** start **

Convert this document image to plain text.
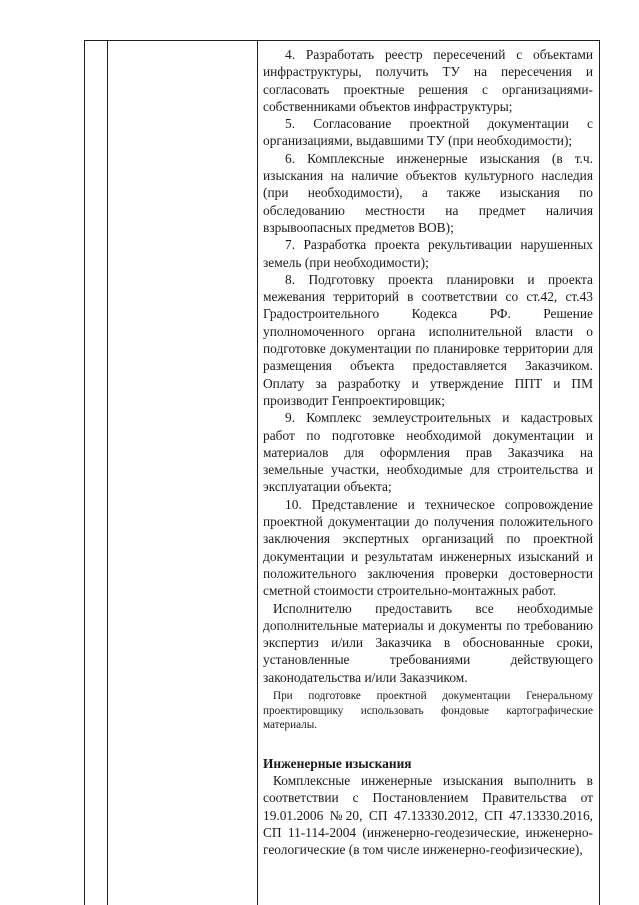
4. Разработать реестр пересечений с объектами инфраструктуры, получить ТУ на пересечения и согласовать проектные решения с организациями-собственниками объектов инфраструктуры;

5. Согласование проектной документации с организациями, выдавшими ТУ (при необходимости);

6. Комплексные инженерные изыскания (в т.ч. изыскания на наличие объектов культурного наследия (при необходимости), а также изыскания по обследованию местности на предмет наличия взрывоопасных предметов ВОВ);

7. Разработка проекта рекультивации нарушенных земель (при необходимости);

8. Подготовку проекта планировки и проекта межевания территорий в соответствии со ст.42, ст.43 Градостроительного Кодекса РФ. Решение уполномоченного органа исполнительной власти о подготовке документации по планировке территории для размещения объекта предоставляется Заказчиком. Оплату за разработку и утверждение ППТ и ПМ производит Генпроектировщик;

9. Комплекс землеустроительных и кадастровых работ по подготовке необходимой документации и материалов для оформления прав Заказчика на земельные участки, необходимые для строительства и эксплуатации объекта;

10. Представление и техническое сопровождение проектной документации до получения положительного заключения экспертных организаций по проектной документации и результатам инженерных изысканий и положительного заключения проверки достоверности сметной стоимости строительно-монтажных работ.

Исполнителю предоставить все необходимые дополнительные материалы и документы по требованию экспертиз и/или Заказчика в обоснованные сроки, установленные требованиями действующего законодательства и/или Заказчиком.

При подготовке проектной документации Генеральному проектировщику использовать фондовые картографические материалы.

Инженерные изыскания

Комплексные инженерные изыскания выполнить в соответствии с Постановлением Правительства от 19.01.2006 №20, СП 47.13330.2012, СП 47.13330.2016, СП 11-114-2004 (инженерно-геодезические, инженерно-геологические (в том числе инженерно-геофизические),
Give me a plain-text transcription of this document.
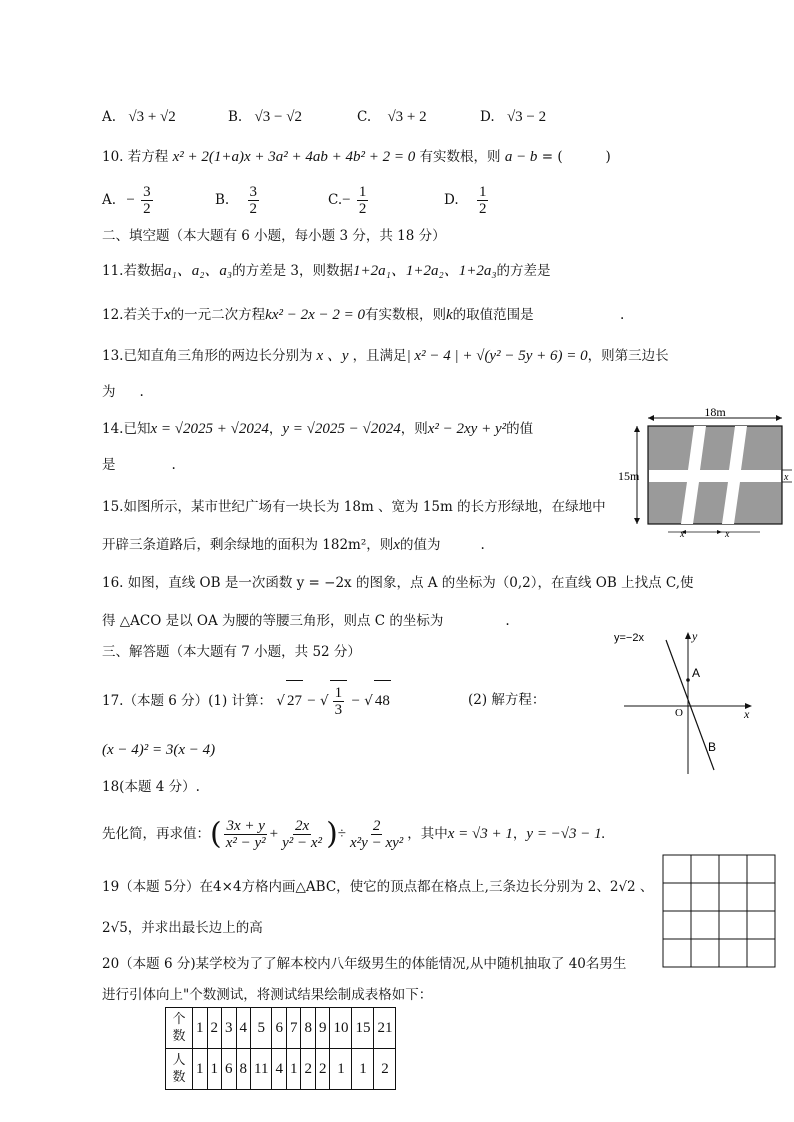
A. √3 + √2	B. √3 − √2	C. √3 + 2	D. √3 − 2
10. 若方程 x² + 2(1+a)x + 3a² + 4ab + 4b² + 2 = 0 有实数根，则 a − b = (          )
A. − $\frac{3}{2}$	B. $\frac{3}{2}$	$C.- \frac{1}{2}$	D. $\frac{1}{2}$
二、填空题（本大题有 6 小题，每小题 3 分，共 18 分）
11.若数据a₁、a₂、a₃的方差是 3，则数据1+2a₁、1+2a₂、1+2a₃的方差是
12.若关于x的一元二次方程kx² − 2x − 2 = 0有实数根，则k的取值范围是	.
13.已知直角三角形的两边长分别为 x 、y ，且满足| x² − 4 | + √(y² − 5y + 6) = 0，则第三边长
为 .
14.已知x = √2025 + √2024，y = √2025 − √2024，则x² − 2xy + y²的值
是	.
15.如图所示，某市世纪广场有一块长为 18m 、宽为 15m 的长方形绿地，在绿地中
开辟三条道路后，剩余绿地的面积为 182m²，则x的值为	.
16. 如图，直线 OB 是一次函数 y = −2x 的图象，点 A 的坐标为（0,2），在直线 OB 上找点 C,使
得 △ACO 是以 OA 为腰的等腰三角形，则点 C 的坐标为	.
三、解答题（本大题有 7 小题，共 52 分）
17.（本题 6 分）(1) 计算： √ 27 − √ $\frac{1}{3}$ − √ 48	(2) 解方程：
(x − 4)² = 3(x − 4)
18(本题 4 分）.
先化简，再求值：( $\frac{3x + y}{\text{x² − y²}} + \frac{2x}{\text{y² − x²}}$ )÷ $\frac{2}{\text{x²y − xy²}}$ ，其中x = √3 + 1，y = −√3 − 1.
19（本题 5分）在4×4方格内画△ABC，使它的顶点都在格点上,三条边长分别为 2、2√2 、
2√5，并求出最长边上的高
20（本题 6 分)某学校为了了解本校内八年级男生的体能情况,从中随机抽取了 40名男生
进行引体向上"个数测试，将测试结果绘制成表格如下：
个数	1	2	3	4	5	6	7	8	9	10	15	21
人数	1	1	6	8	11	4	1	2	2	1	1	2
18m
15m	x
x	x
x
y
y=−2x
A
O
B
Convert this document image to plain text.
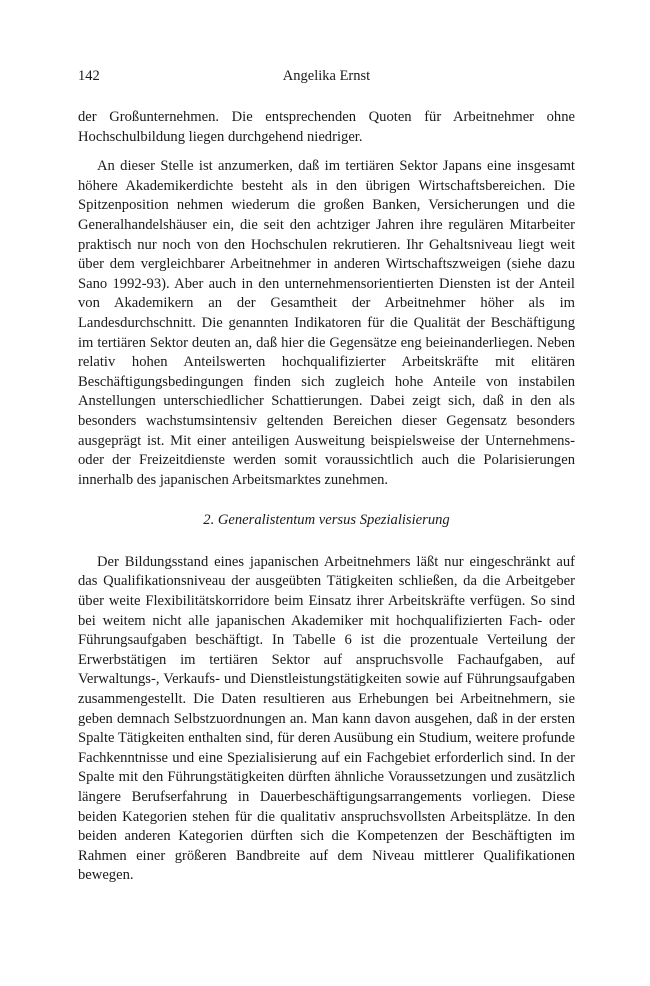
142	Angelika Ernst

der Großunternehmen. Die entsprechenden Quoten für Arbeitnehmer ohne Hochschulbildung liegen durchgehend niedriger.

An dieser Stelle ist anzumerken, daß im tertiären Sektor Japans eine insgesamt höhere Akademikerdichte besteht als in den übrigen Wirtschaftsbereichen. Die Spitzenposition nehmen wiederum die großen Banken, Versicherungen und die Generalhandelshäuser ein, die seit den achtziger Jahren ihre regulären Mitarbeiter praktisch nur noch von den Hochschulen rekrutieren. Ihr Gehaltsniveau liegt weit über dem vergleichbarer Arbeitnehmer in anderen Wirtschaftszweigen (siehe dazu Sano 1992-93). Aber auch in den unternehmensorientierten Diensten ist der Anteil von Akademikern an der Gesamtheit der Arbeitnehmer höher als im Landesdurchschnitt. Die genannten Indikatoren für die Qualität der Beschäftigung im tertiären Sektor deuten an, daß hier die Gegensätze eng beieinanderliegen. Neben relativ hohen Anteilswerten hochqualifizierter Arbeitskräfte mit elitären Beschäftigungsbedingungen finden sich zugleich hohe Anteile von instabilen Anstellungen unterschiedlicher Schattierungen. Dabei zeigt sich, daß in den als besonders wachstumsintensiv geltenden Bereichen dieser Gegensatz besonders ausgeprägt ist. Mit einer anteiligen Ausweitung beispielsweise der Unternehmens- oder der Freizeitdienste werden somit voraussichtlich auch die Polarisierungen innerhalb des japanischen Arbeitsmarktes zunehmen.

2. Generalistentum versus Spezialisierung

Der Bildungsstand eines japanischen Arbeitnehmers läßt nur eingeschränkt auf das Qualifikationsniveau der ausgeübten Tätigkeiten schließen, da die Arbeitgeber über weite Flexibilitätskorridore beim Einsatz ihrer Arbeitskräfte verfügen. So sind bei weitem nicht alle japanischen Akademiker mit hochqualifizierten Fach- oder Führungsaufgaben beschäftigt. In Tabelle 6 ist die prozentuale Verteilung der Erwerbstätigen im tertiären Sektor auf anspruchsvolle Fachaufgaben, auf Verwaltungs-, Verkaufs- und Dienstleistungstätigkeiten sowie auf Führungsaufgaben zusammengestellt. Die Daten resultieren aus Erhebungen bei Arbeitnehmern, sie geben demnach Selbstzuordnungen an. Man kann davon ausgehen, daß in der ersten Spalte Tätigkeiten enthalten sind, für deren Ausübung ein Studium, weitere profunde Fachkenntnisse und eine Spezialisierung auf ein Fachgebiet erforderlich sind. In der Spalte mit den Führungstätigkeiten dürften ähnliche Voraussetzungen und zusätzlich längere Berufserfahrung in Dauerbeschäftigungsarrangements vorliegen. Diese beiden Kategorien stehen für die qualitativ anspruchsvollsten Arbeitsplätze. In den beiden anderen Kategorien dürften sich die Kompetenzen der Beschäftigten im Rahmen einer größeren Bandbreite auf dem Niveau mittlerer Qualifikationen bewegen.
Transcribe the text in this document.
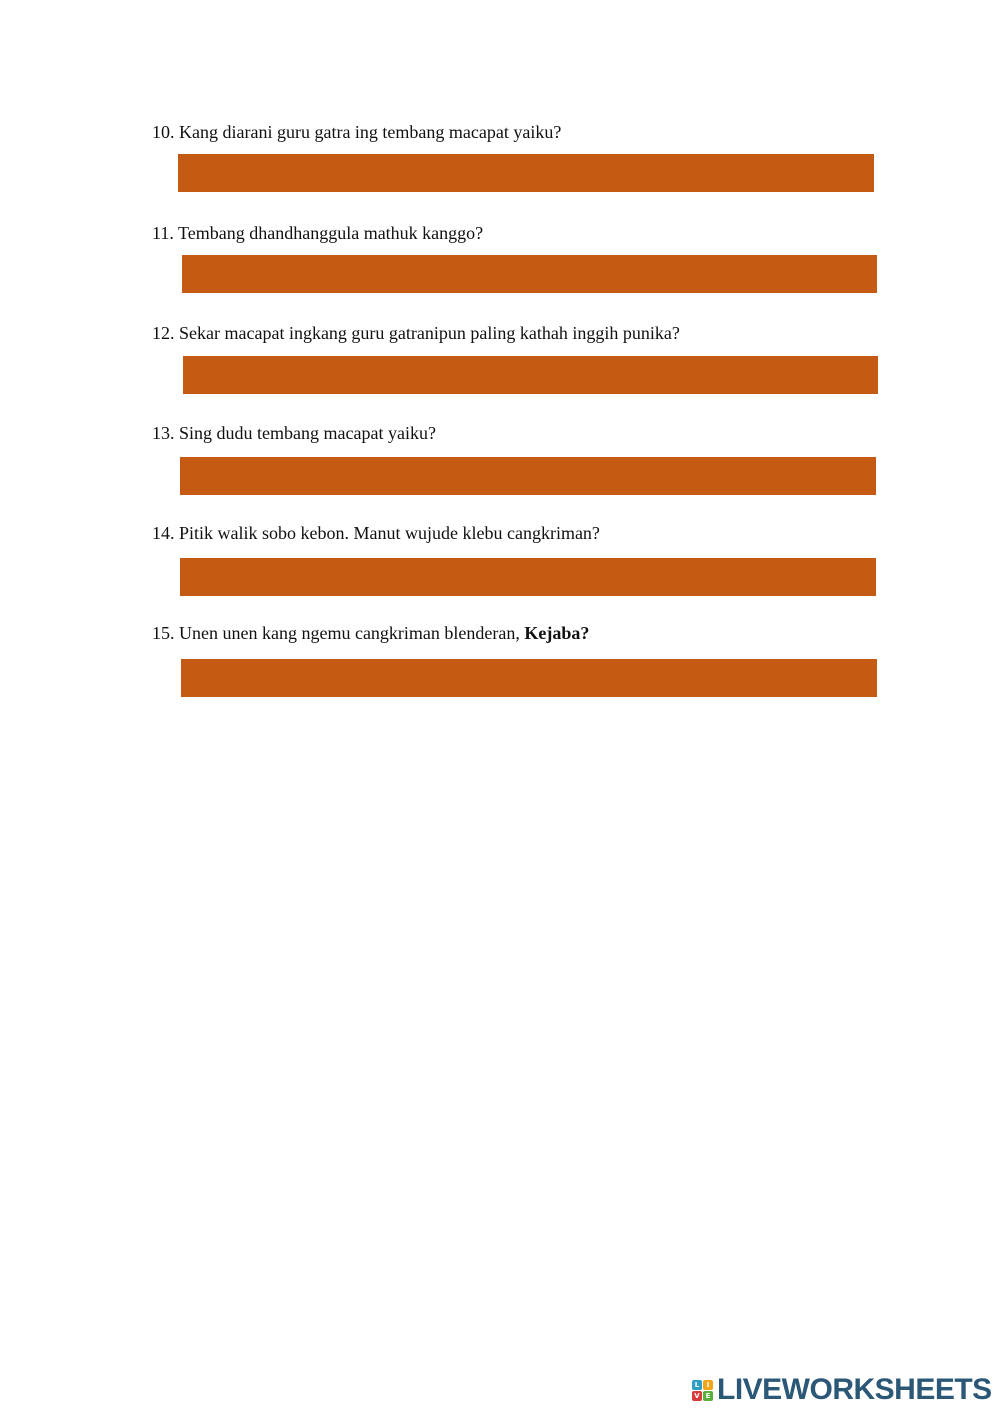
10. Kang diarani guru gatra ing tembang macapat yaiku?
11. Tembang dhandhanggula mathuk kanggo?
12. Sekar macapat ingkang guru gatranipun paling kathah inggih punika?
13. Sing dudu tembang macapat yaiku?
14. Pitik walik sobo kebon. Manut wujude klebu cangkriman?
15. Unen unen kang ngemu cangkriman blenderan, Kejaba?
L	I
V E LIVEWORKSHEETS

** end **

● **Task to carry out**: Extract each line from the entries above that contains the string "frac".

● **Answer to the task**:
A. − $\frac{3}{2}$	B. $\frac{3}{2}$	$C.- \frac{1}{2}$	D. $\frac{1}{2}$
17.（本题 6 分）(1) 计算： √ 27 − √ $\frac{1}{3}$ − √ 48	(2) 解方程：
先化简，再求值：( $\frac{3x + y}{\text{x² − y²}} + \frac{2x}{\text{y² − x²}}$ )÷ $\frac{2}{\text{x²y − xy²}}$ ，其中x = √3 + 1，y = −√3 − 1.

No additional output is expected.